- **Written problem**
Using the data below, determine the number of lines that include the string "Vocabulary". Write only that number.

- **Collected data entries**
* * *
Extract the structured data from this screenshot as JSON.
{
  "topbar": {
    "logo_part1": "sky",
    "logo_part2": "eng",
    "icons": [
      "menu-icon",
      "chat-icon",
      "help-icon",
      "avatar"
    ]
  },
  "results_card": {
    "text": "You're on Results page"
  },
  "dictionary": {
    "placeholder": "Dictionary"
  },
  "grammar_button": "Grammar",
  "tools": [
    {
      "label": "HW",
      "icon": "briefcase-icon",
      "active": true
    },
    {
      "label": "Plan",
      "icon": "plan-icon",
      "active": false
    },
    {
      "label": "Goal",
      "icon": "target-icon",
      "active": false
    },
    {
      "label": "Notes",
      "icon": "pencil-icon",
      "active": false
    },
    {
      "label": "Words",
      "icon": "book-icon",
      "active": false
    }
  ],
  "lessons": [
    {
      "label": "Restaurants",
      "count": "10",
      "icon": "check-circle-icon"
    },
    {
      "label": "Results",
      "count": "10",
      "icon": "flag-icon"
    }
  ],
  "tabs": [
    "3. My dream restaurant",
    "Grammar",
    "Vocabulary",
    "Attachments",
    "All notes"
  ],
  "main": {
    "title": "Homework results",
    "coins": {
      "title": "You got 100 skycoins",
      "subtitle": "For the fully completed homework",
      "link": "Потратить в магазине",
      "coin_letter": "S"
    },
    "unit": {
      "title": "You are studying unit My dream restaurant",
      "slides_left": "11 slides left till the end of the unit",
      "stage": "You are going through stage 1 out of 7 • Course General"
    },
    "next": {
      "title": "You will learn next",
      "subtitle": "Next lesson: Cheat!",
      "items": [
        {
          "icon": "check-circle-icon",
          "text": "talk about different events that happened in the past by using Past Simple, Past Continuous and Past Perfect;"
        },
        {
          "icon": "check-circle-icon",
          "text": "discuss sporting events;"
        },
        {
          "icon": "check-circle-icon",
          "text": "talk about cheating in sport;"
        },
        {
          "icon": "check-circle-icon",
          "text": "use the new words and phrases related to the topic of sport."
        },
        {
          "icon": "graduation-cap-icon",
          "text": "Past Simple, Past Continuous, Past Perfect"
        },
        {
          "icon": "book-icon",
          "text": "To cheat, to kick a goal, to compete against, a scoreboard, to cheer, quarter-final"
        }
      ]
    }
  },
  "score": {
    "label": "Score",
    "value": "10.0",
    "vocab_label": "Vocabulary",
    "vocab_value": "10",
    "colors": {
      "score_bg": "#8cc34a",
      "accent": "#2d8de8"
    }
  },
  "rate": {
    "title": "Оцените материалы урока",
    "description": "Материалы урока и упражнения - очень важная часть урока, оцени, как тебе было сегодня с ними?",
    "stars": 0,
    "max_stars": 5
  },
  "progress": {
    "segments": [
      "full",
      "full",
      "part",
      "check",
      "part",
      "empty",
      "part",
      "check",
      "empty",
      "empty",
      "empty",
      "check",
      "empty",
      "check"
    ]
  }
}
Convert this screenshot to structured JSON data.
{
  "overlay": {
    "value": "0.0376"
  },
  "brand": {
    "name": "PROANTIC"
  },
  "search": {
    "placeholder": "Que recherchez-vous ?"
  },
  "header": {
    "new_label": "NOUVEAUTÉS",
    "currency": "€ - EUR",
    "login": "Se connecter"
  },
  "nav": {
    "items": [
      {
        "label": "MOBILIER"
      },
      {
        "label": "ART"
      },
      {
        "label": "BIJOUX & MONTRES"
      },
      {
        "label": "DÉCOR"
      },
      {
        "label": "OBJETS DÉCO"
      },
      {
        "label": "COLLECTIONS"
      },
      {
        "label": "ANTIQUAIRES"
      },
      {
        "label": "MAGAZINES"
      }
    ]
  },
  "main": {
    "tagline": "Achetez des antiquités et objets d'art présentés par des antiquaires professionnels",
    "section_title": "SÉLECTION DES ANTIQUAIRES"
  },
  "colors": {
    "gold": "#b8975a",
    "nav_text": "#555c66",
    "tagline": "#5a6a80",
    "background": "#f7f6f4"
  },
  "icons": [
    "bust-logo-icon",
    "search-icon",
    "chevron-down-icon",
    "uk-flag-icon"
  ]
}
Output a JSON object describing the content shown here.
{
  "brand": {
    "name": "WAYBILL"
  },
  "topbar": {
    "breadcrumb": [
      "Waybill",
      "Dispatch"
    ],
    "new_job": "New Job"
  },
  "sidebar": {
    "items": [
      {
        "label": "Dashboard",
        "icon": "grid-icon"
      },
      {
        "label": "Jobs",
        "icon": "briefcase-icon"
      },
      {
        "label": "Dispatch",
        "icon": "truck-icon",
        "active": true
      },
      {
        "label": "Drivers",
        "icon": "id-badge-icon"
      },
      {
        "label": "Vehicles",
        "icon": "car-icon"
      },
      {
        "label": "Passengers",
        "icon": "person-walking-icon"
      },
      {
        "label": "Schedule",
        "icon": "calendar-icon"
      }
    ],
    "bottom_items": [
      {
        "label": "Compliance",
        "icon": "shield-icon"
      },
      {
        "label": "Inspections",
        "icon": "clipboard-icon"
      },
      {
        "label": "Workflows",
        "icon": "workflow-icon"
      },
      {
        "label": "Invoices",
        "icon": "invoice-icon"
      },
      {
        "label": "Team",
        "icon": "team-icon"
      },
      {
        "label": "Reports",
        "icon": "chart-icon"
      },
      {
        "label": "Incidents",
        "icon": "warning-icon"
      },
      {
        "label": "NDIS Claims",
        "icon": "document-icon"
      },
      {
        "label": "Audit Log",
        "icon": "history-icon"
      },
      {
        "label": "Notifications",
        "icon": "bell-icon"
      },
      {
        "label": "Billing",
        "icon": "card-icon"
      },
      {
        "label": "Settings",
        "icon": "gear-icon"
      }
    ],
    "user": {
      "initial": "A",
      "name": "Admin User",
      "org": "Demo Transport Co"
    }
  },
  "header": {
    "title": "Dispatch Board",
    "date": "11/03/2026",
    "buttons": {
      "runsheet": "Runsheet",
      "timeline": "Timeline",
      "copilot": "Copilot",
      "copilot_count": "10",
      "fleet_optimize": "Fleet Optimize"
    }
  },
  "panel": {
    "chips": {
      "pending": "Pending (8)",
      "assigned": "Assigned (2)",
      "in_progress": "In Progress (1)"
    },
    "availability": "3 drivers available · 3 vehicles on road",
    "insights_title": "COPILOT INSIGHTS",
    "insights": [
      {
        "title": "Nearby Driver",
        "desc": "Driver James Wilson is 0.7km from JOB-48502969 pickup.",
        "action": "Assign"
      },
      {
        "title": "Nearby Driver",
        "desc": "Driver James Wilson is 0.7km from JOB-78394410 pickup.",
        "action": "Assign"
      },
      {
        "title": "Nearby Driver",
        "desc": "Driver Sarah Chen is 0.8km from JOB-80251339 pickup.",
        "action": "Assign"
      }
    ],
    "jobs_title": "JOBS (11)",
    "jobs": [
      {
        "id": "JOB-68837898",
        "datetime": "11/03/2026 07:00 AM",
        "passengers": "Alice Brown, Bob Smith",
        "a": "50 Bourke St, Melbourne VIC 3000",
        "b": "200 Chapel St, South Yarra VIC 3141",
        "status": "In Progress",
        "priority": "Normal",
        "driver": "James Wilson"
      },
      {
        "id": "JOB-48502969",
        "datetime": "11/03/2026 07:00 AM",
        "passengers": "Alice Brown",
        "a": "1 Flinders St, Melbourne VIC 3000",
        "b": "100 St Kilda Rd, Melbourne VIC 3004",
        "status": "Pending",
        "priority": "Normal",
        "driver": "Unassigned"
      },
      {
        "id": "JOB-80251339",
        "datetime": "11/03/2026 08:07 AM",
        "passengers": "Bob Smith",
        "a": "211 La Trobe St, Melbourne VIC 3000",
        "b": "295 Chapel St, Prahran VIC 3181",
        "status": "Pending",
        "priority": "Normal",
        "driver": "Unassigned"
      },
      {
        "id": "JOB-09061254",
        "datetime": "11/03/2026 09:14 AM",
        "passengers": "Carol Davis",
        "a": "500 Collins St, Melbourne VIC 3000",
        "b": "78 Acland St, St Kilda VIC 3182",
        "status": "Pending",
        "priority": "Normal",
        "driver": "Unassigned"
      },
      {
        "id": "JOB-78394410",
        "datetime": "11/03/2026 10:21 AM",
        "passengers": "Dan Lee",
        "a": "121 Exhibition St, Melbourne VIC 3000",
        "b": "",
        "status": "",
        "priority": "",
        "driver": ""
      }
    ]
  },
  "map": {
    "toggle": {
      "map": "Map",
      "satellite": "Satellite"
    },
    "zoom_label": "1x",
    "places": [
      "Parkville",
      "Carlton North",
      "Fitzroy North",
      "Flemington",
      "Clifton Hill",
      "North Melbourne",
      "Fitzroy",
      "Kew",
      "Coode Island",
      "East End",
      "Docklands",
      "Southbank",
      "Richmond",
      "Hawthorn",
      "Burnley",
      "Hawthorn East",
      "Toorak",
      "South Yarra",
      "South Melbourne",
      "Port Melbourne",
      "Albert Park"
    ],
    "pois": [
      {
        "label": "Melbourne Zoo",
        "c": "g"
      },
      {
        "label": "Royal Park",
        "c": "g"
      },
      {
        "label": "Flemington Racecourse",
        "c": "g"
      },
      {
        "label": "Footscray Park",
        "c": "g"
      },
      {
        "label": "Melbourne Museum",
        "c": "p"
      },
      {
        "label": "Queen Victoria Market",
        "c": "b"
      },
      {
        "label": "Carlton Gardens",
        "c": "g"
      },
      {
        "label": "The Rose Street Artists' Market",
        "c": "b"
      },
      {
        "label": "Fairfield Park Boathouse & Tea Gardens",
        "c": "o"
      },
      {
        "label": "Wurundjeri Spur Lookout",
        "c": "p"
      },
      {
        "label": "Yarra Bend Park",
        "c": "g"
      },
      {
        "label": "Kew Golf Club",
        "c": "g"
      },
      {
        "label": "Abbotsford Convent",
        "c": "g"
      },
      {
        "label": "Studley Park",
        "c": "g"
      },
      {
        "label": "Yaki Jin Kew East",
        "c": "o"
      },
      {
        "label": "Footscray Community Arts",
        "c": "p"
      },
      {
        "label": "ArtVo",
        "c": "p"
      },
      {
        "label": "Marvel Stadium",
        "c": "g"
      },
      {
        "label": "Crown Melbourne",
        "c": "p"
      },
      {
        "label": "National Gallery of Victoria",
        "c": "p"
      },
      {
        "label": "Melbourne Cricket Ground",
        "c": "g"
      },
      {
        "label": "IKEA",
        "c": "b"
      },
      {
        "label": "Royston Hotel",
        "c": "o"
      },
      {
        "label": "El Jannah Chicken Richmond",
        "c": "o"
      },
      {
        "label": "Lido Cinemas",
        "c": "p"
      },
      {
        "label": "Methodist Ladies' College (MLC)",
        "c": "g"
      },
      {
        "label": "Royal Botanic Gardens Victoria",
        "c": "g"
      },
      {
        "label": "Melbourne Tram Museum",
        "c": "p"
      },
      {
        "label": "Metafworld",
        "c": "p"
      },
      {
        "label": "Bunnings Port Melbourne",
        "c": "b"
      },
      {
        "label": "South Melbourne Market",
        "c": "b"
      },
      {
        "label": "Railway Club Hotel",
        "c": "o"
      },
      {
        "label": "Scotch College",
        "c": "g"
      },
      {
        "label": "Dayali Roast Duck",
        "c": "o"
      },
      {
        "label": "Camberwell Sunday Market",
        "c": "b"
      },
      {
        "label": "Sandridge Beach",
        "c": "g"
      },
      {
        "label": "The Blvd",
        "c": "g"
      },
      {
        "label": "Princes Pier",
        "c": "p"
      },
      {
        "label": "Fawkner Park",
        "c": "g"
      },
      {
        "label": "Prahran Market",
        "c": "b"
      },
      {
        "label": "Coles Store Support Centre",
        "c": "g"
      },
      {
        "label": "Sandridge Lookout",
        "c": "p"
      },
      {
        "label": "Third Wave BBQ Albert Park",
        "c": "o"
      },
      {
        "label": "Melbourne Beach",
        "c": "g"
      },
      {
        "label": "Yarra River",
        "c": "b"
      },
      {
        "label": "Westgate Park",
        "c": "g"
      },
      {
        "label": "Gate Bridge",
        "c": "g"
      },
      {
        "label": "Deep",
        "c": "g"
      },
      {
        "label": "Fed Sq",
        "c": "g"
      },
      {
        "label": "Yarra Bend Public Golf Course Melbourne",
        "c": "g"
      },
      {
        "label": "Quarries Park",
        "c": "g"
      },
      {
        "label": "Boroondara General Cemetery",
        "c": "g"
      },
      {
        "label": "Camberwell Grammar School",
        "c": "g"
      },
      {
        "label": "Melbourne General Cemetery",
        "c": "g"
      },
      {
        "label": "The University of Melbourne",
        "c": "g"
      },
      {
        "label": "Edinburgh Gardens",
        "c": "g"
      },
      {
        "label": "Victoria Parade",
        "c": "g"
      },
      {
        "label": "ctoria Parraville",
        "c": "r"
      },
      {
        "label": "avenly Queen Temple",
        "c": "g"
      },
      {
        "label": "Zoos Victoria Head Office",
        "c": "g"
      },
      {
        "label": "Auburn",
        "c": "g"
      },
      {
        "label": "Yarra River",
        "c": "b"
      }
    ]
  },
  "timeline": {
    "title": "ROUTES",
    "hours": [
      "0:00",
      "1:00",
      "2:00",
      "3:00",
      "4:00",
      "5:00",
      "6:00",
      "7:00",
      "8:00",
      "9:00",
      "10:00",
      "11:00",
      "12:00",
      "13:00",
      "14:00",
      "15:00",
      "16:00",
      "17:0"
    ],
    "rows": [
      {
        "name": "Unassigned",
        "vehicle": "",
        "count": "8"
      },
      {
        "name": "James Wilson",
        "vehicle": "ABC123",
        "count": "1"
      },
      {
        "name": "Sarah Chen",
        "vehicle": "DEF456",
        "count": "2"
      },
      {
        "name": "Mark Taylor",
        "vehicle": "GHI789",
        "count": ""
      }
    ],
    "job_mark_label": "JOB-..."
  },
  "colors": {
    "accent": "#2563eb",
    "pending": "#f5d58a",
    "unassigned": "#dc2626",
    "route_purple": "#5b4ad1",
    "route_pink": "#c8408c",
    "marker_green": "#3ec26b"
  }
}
* * *
- **Result**
2